WHAT NEEDS TO BE DONE → Exact reproduction is required for all entries.
·····
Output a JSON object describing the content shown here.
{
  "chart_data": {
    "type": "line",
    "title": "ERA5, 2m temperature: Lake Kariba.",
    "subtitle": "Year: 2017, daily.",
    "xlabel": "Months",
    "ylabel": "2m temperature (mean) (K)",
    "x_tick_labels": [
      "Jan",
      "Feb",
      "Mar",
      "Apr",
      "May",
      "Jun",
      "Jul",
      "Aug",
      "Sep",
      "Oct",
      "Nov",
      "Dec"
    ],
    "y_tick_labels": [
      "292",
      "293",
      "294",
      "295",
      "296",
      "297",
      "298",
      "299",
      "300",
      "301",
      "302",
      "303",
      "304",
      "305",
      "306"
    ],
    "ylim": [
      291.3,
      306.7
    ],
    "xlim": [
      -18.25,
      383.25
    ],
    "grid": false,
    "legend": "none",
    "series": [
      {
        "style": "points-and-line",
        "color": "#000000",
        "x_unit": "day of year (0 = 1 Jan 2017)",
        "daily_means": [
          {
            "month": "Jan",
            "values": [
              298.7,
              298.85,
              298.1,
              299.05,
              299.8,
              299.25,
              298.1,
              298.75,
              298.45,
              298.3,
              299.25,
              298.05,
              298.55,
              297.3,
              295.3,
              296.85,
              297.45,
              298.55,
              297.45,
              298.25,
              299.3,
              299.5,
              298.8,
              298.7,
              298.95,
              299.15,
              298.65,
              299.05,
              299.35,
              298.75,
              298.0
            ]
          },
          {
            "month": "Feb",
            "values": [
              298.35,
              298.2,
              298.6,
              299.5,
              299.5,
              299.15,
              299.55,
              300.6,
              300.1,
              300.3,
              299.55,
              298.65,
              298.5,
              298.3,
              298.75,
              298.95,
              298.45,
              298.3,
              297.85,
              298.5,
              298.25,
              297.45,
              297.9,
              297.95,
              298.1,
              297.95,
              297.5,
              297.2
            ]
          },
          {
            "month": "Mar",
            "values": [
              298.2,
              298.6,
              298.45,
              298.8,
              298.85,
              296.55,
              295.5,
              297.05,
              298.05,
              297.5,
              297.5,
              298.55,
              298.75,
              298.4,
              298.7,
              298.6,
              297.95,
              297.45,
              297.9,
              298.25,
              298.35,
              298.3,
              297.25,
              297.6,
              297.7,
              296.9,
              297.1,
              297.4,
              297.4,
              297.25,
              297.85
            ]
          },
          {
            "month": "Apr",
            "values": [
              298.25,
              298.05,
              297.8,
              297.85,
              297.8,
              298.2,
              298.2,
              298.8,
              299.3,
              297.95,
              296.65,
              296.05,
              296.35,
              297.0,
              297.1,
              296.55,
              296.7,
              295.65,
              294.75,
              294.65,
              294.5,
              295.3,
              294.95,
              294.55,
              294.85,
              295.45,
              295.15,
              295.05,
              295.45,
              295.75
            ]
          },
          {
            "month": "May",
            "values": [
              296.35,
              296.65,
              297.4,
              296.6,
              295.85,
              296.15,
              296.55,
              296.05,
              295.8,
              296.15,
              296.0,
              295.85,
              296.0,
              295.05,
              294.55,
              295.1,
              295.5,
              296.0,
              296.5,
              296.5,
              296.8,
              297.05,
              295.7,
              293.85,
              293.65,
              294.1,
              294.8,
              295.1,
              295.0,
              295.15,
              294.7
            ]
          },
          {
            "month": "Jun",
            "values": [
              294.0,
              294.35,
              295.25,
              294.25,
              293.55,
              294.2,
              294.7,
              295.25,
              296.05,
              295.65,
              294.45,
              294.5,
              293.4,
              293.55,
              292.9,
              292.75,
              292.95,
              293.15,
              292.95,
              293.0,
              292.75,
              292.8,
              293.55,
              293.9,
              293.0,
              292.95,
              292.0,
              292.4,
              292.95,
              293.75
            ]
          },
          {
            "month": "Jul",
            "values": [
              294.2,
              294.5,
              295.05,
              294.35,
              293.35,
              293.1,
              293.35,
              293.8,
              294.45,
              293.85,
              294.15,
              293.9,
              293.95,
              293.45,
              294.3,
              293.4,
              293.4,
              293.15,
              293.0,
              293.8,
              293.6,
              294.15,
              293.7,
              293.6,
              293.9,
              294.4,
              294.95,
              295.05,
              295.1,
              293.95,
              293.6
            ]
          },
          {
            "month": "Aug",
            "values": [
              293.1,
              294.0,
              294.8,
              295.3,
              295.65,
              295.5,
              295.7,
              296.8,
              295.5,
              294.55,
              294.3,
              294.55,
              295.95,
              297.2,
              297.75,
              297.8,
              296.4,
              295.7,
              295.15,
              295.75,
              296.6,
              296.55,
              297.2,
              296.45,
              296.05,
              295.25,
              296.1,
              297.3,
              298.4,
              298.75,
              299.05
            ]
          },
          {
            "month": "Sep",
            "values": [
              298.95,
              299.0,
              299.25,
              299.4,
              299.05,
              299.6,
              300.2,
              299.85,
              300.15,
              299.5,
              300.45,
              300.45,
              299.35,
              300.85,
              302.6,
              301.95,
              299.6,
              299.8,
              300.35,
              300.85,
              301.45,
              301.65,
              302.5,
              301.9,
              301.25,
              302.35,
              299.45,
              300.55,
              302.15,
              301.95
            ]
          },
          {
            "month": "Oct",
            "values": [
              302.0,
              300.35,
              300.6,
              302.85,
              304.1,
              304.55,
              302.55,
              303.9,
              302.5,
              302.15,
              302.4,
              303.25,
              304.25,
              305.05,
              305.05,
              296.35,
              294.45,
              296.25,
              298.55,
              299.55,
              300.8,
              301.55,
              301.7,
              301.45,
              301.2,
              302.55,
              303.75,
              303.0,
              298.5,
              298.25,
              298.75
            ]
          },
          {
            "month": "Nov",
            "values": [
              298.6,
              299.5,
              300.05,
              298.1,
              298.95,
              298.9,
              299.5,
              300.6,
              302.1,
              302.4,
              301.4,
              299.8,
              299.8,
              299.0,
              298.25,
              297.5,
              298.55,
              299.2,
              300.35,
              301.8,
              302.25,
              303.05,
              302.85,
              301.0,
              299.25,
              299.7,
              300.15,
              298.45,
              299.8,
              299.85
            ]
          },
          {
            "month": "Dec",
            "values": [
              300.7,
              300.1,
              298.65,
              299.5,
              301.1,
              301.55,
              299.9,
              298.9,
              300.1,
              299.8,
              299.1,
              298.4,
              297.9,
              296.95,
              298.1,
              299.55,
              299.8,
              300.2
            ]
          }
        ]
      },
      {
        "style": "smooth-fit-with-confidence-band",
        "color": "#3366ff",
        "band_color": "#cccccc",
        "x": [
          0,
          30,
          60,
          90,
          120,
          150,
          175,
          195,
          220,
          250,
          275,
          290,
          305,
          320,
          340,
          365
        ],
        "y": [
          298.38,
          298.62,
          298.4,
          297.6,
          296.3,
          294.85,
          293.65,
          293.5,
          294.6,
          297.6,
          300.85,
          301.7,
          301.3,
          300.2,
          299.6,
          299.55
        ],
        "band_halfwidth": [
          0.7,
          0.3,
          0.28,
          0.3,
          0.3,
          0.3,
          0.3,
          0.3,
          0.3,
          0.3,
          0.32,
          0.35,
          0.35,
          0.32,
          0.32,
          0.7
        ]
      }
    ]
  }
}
·····
OUTPUT FOR THIS TASK →
Output a JSON object describing the content shown here.
{
  "chart_data": {
    "type": "line",
    "title": "ERA5, 2m temperature: Lake Kariba.",
    "subtitle": "Year: 2017, daily.",
    "xlabel": "Months",
    "ylabel": "2m temperature (mean) (K)",
    "x_tick_labels": [
      "Jan",
      "Feb",
      "Mar",
      "Apr",
      "May",
      "Jun",
      "Jul",
      "Aug",
      "Sep",
      "Oct",
      "Nov",
      "Dec"
    ],
    "y_tick_labels": [
      "292",
      "293",
      "294",
      "295",
      "296",
      "297",
      "298",
      "299",
      "300",
      "301",
      "302",
      "303",
      "304",
      "305",
      "306"
    ],
    "ylim": [
      291.3,
      306.7
    ],
    "xlim": [
      -18.25,
      383.25
    ],
    "grid": false,
    "legend": "none",
    "series": [
      {
        "style": "points-and-line",
        "color": "#000000",
        "x_unit": "day of year (0 = 1 Jan 2017)",
        "daily_means": [
          {
            "month": "Jan",
            "values": [
              298.7,
              298.85,
              298.1,
              299.05,
              299.8,
              299.25,
              298.1,
              298.75,
              298.45,
              298.3,
              299.25,
              298.05,
              298.55,
              297.3,
              295.3,
              296.85,
              297.45,
              298.55,
              297.45,
              298.25,
              299.3,
              299.5,
              298.8,
              298.7,
              298.95,
              299.15,
              298.65,
              299.05,
              299.35,
              298.75,
              298.0
            ]
          },
          {
            "month": "Feb",
            "values": [
              298.35,
              298.2,
              298.6,
              299.5,
              299.5,
              299.15,
              299.55,
              300.6,
              300.1,
              300.3,
              299.55,
              298.65,
              298.5,
              298.3,
              298.75,
              298.95,
              298.45,
              298.3,
              297.85,
              298.5,
              298.25,
              297.45,
              297.9,
              297.95,
              298.1,
              297.95,
              297.5,
              297.2
            ]
          },
          {
            "month": "Mar",
            "values": [
              298.2,
              298.6,
              298.45,
              298.8,
              298.85,
              296.55,
              295.5,
              297.05,
              298.05,
              297.5,
              297.5,
              298.55,
              298.75,
              298.4,
              298.7,
              298.6,
              297.95,
              297.45,
              297.9,
              298.25,
              298.35,
              298.3,
              297.25,
              297.6,
              297.7,
              296.9,
              297.1,
              297.4,
              297.4,
              297.25,
              297.85
            ]
          },
          {
            "month": "Apr",
            "values": [
              298.25,
              298.05,
              297.8,
              297.85,
              297.8,
              298.2,
              298.2,
              298.8,
              299.3,
              297.95,
              296.65,
              296.05,
              296.35,
              297.0,
              297.1,
              296.55,
              296.7,
              295.65,
              294.75,
              294.65,
              294.5,
              295.3,
              294.95,
              294.55,
              294.85,
              295.45,
              295.15,
              295.05,
              295.45,
              295.75
            ]
          },
          {
            "month": "May",
            "values": [
              296.35,
              296.65,
              297.4,
              296.6,
              295.85,
              296.15,
              296.55,
              296.05,
              295.8,
              296.15,
              296.0,
              295.85,
              296.0,
              295.05,
              294.55,
              295.1,
              295.5,
              296.0,
              296.5,
              296.5,
              296.8,
              297.05,
              295.7,
              293.85,
              293.65,
              294.1,
              294.8,
              295.1,
              295.0,
              295.15,
              294.7
            ]
          },
          {
            "month": "Jun",
            "values": [
              294.0,
              294.35,
              295.25,
              294.25,
              293.55,
              294.2,
              294.7,
              295.25,
              296.05,
              295.65,
              294.45,
              294.5,
              293.4,
              293.55,
              292.9,
              292.75,
              292.95,
              293.15,
              292.95,
              293.0,
              292.75,
              292.8,
              293.55,
              293.9,
              293.0,
              292.95,
              292.0,
              292.4,
              292.95,
              293.75
            ]
          },
          {
            "month": "Jul",
            "values": [
              294.2,
              294.5,
              295.05,
              294.35,
              293.35,
              293.1,
              293.35,
              293.8,
              294.45,
              293.85,
              294.15,
              293.9,
              293.95,
              293.45,
              294.3,
              293.4,
              293.4,
              293.15,
              293.0,
              293.8,
              293.6,
              294.15,
              293.7,
              293.6,
              293.9,
              294.4,
              294.95,
              295.05,
              295.1,
              293.95,
              293.6
            ]
          },
          {
            "month": "Aug",
            "values": [
              293.1,
              294.0,
              294.8,
              295.3,
              295.65,
              295.5,
              295.7,
              296.8,
              295.5,
              294.55,
              294.3,
              294.55,
              295.95,
              297.2,
              297.75,
              297.8,
              296.4,
              295.7,
              295.15,
              295.75,
              296.6,
              296.55,
              297.2,
              296.45,
              296.05,
              295.25,
              296.1,
              297.3,
              298.4,
              298.75,
              299.05
            ]
          },
          {
            "month": "Sep",
            "values": [
              298.95,
              299.0,
              299.25,
              299.4,
              299.05,
              299.6,
              300.2,
              299.85,
              300.15,
              299.5,
              300.45,
              300.45,
              299.35,
              300.85,
              302.6,
              301.95,
              299.6,
              299.8,
              300.35,
              300.85,
              301.45,
              301.65,
              302.5,
              301.9,
              301.25,
              302.35,
              299.45,
              300.55,
              302.15,
              301.95
            ]
          },
          {
            "month": "Oct",
            "values": [
              302.0,
              300.35,
              300.6,
              302.85,
              304.1,
              304.55,
              302.55,
              303.9,
              302.5,
              302.15,
              302.4,
              303.25,
              304.25,
              305.05,
              305.05,
              296.35,
              294.45,
              296.25,
              298.55,
              299.55,
              300.8,
              301.55,
              301.7,
              301.45,
              301.2,
              302.55,
              303.75,
              303.0,
              298.5,
              298.25,
              298.75
            ]
          },
          {
            "month": "Nov",
            "values": [
              298.6,
              299.5,
              300.05,
              298.1,
              298.95,
              298.9,
              299.5,
              300.6,
              302.1,
              302.4,
              301.4,
              299.8,
              299.8,
              299.0,
              298.25,
              297.5,
              298.55,
              299.2,
              300.35,
              301.8,
              302.25,
              303.05,
              302.85,
              301.0,
              299.25,
              299.7,
              300.15,
              298.45,
              299.8,
              299.85
            ]
          },
          {
            "month": "Dec",
            "values": [
              300.7,
              300.1,
              298.65,
              299.5,
              301.1,
              301.55,
              299.9,
              298.9,
              300.1,
              299.8,
              299.1,
              298.4,
              297.9,
              296.95,
              298.1,
              299.55,
              299.8,
              300.2
            ]
          }
        ]
      },
      {
        "style": "smooth-fit-with-confidence-band",
        "color": "#3366ff",
        "band_color": "#cccccc",
        "x": [
          0,
          30,
          60,
          90,
          120,
          150,
          175,
          195,
          220,
          250,
          275,
          290,
          305,
          320,
          340,
          365
        ],
        "y": [
          298.38,
          298.62,
          298.4,
          297.6,
          296.3,
          294.85,
          293.65,
          293.5,
          294.6,
          297.6,
          300.85,
          301.7,
          301.3,
          300.2,
          299.6,
          299.55
        ],
        "band_halfwidth": [
          0.7,
          0.3,
          0.28,
          0.3,
          0.3,
          0.3,
          0.3,
          0.3,
          0.3,
          0.3,
          0.32,
          0.35,
          0.35,
          0.32,
          0.32,
          0.7
        ]
      }
    ]
  }
}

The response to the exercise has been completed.